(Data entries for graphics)
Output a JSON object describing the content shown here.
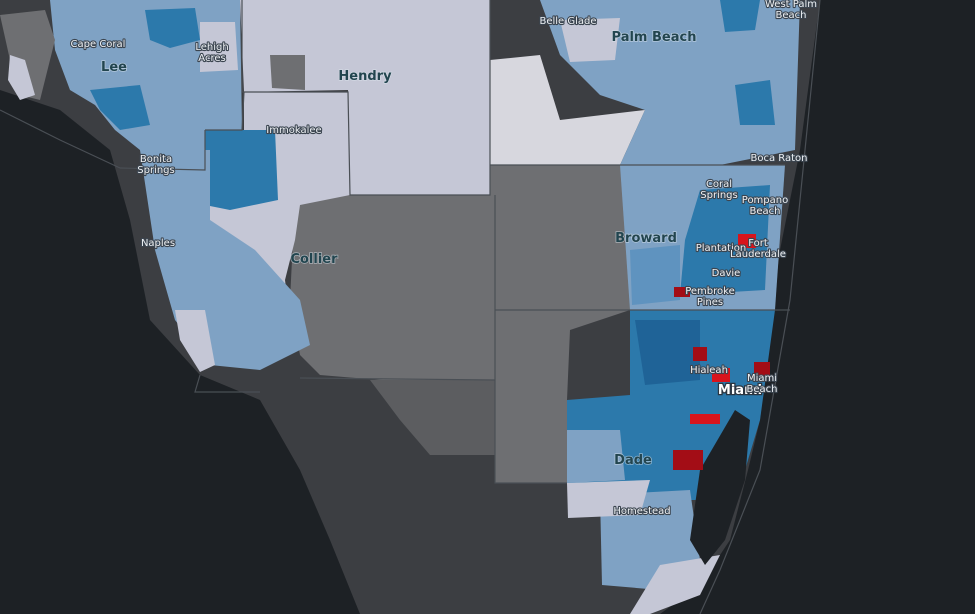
{
  "map": {
    "colors": {
      "ocean": "#1d2125",
      "land_dark": "#3c3e42",
      "no_data": "#6e6f72",
      "light": "#c5c7d6",
      "pale": "#d7d7de",
      "mid_blue": "#7fa2c4",
      "blue": "#5f93bf",
      "deep_blue": "#2c79ab",
      "darkest_blue": "#1f6397",
      "red": "#d8141c",
      "dark_red": "#a30d16"
    },
    "labels": {
      "cape_coral": "Cape Coral",
      "lee": "Lee",
      "lehigh_acres": "Lehigh\nAcres",
      "hendry": "Hendry",
      "belle_glade": "Belle Glade",
      "palm_beach": "Palm Beach",
      "west_palm_beach": "West Palm\nBeach",
      "immokalee": "Immokalee",
      "bonita_springs": "Bonita\nSprings",
      "naples": "Naples",
      "collier": "Collier",
      "boca_raton": "Boca Raton",
      "coral_springs": "Coral\nSprings",
      "pompano_beach": "Pompano\nBeach",
      "broward": "Broward",
      "plantation": "Plantation",
      "fort_lauderdale": "Fort\nLauderdale",
      "davie": "Davie",
      "pembroke_pines": "Pembroke\nPines",
      "hialeah": "Hialeah",
      "miami": "Miami",
      "miami_beach": "Miami\nBeach",
      "dade": "Dade",
      "homestead": "Homestead"
    }
  }
}
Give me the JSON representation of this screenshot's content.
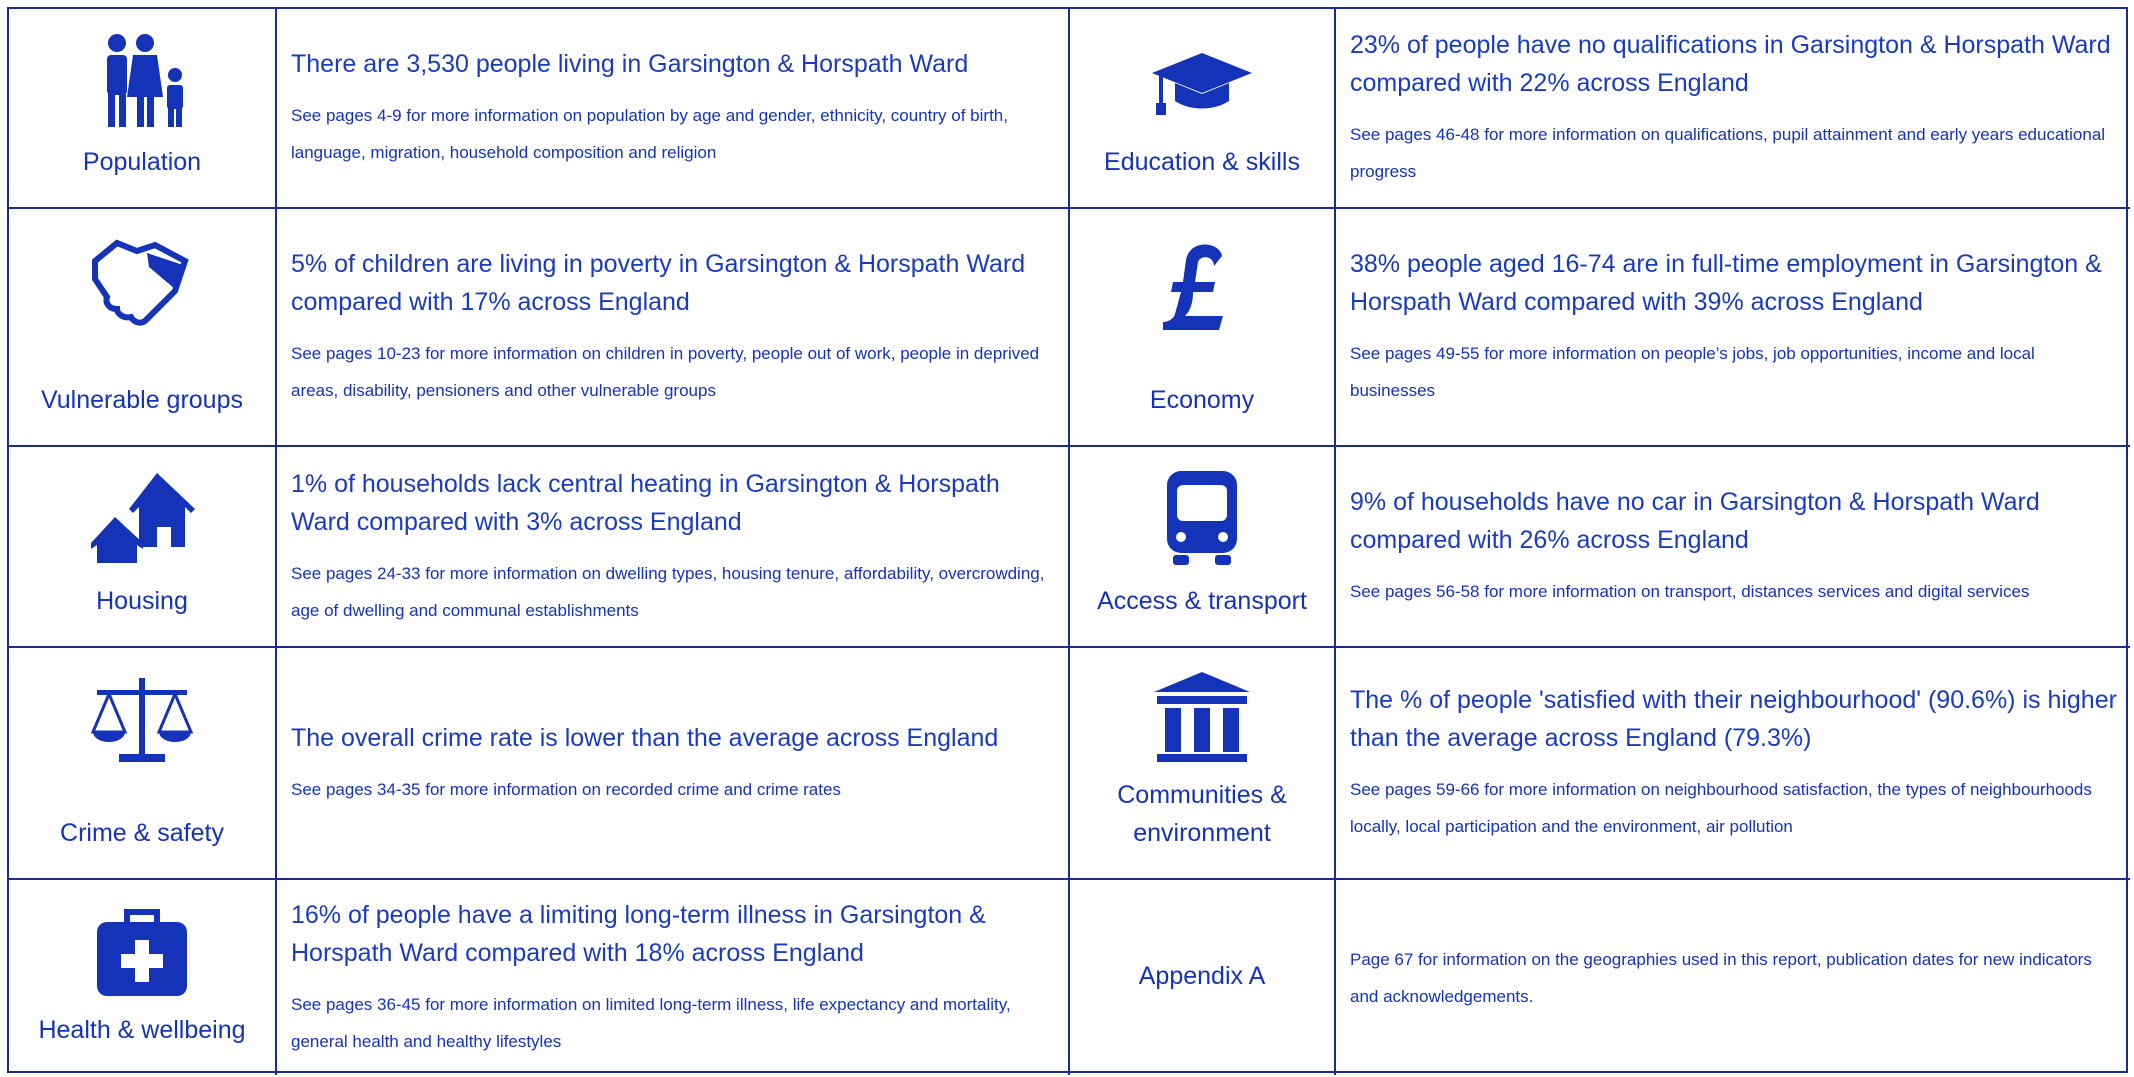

**AIM:** Reproduce all entries without any change, and omit the pictures.

**EXPECTED ANSWER:**
Output a JSON object describing the content shown here.
{
  "map": {
    "colors": {
      "ocean": "#1d2125",
      "land_dark": "#3c3e42",
      "no_data": "#6e6f72",
      "light": "#c5c7d6",
      "pale": "#d7d7de",
      "mid_blue": "#7fa2c4",
      "blue": "#5f93bf",
      "deep_blue": "#2c79ab",
      "darkest_blue": "#1f6397",
      "red": "#d8141c",
      "dark_red": "#a30d16"
    },
    "labels": {
      "cape_coral": "Cape Coral",
      "lee": "Lee",
      "lehigh_acres": "Lehigh\nAcres",
      "hendry": "Hendry",
      "belle_glade": "Belle Glade",
      "palm_beach": "Palm Beach",
      "west_palm_beach": "West Palm\nBeach",
      "immokalee": "Immokalee",
      "bonita_springs": "Bonita\nSprings",
      "naples": "Naples",
      "collier": "Collier",
      "boca_raton": "Boca Raton",
      "coral_springs": "Coral\nSprings",
      "pompano_beach": "Pompano\nBeach",
      "broward": "Broward",
      "plantation": "Plantation",
      "fort_lauderdale": "Fort\nLauderdale",
      "davie": "Davie",
      "pembroke_pines": "Pembroke\nPines",
      "hialeah": "Hialeah",
      "miami": "Miami",
      "miami_beach": "Miami\nBeach",
      "dade": "Dade",
      "homestead": "Homestead"
    }
  }
}
Give me the JSON representation of this screenshot's content.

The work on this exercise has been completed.